• [AIM OF THE EXERCISE] Report each line of the data that includes the word "this".

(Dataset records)
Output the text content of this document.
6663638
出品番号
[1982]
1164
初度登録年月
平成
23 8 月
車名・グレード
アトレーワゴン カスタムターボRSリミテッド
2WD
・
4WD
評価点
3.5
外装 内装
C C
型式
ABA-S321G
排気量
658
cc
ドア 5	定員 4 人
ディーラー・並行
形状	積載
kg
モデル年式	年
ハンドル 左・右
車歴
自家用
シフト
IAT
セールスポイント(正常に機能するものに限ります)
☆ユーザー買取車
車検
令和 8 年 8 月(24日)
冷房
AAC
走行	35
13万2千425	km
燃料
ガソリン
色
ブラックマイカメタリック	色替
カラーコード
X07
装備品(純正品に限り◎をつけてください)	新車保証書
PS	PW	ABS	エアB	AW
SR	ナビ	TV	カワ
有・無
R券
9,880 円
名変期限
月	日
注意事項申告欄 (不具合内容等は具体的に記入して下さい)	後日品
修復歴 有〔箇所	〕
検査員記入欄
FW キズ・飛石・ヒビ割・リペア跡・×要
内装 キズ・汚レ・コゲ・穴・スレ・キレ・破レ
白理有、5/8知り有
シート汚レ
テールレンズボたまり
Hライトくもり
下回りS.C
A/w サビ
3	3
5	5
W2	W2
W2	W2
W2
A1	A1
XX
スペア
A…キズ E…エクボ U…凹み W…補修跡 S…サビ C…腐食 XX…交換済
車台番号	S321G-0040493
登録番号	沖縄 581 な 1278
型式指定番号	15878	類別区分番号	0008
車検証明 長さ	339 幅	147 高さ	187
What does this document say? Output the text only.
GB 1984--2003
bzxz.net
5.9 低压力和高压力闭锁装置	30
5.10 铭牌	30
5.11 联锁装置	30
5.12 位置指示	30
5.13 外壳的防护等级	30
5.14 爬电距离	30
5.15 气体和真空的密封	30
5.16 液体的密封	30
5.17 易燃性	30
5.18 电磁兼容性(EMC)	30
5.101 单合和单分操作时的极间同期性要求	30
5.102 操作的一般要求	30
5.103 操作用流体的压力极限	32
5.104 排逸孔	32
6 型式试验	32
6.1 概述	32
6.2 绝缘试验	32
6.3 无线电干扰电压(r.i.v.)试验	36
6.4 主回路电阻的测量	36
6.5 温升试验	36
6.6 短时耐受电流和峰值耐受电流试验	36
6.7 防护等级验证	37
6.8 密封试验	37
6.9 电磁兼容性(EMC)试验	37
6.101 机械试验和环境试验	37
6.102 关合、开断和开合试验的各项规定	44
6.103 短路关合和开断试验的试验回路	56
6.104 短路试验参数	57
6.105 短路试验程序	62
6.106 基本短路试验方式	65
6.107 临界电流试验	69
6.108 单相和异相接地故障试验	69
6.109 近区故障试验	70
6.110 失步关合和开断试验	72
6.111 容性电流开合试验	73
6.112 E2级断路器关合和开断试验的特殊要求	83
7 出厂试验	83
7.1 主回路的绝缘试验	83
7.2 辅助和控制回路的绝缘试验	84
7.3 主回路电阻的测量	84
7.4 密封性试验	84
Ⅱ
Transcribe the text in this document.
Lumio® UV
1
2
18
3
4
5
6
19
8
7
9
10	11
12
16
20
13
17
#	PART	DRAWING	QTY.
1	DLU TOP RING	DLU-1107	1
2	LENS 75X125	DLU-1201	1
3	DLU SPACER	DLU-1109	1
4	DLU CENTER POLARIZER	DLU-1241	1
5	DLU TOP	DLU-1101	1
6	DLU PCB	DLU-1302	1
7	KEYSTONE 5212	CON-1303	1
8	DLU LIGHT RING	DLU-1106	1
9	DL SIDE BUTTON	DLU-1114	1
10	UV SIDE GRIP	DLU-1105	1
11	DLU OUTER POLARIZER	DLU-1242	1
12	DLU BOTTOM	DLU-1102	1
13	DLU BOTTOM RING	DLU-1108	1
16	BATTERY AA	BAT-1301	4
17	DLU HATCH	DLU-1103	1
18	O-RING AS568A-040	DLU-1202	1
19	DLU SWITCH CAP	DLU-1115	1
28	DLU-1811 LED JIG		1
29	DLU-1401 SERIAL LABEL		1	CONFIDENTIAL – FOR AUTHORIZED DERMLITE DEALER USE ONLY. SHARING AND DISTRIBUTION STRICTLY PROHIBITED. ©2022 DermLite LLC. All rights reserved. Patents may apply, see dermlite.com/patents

• [THE RESULT]
Output the text content of this document.
What does this document say? Output the text only.
Transcribe the text in this document.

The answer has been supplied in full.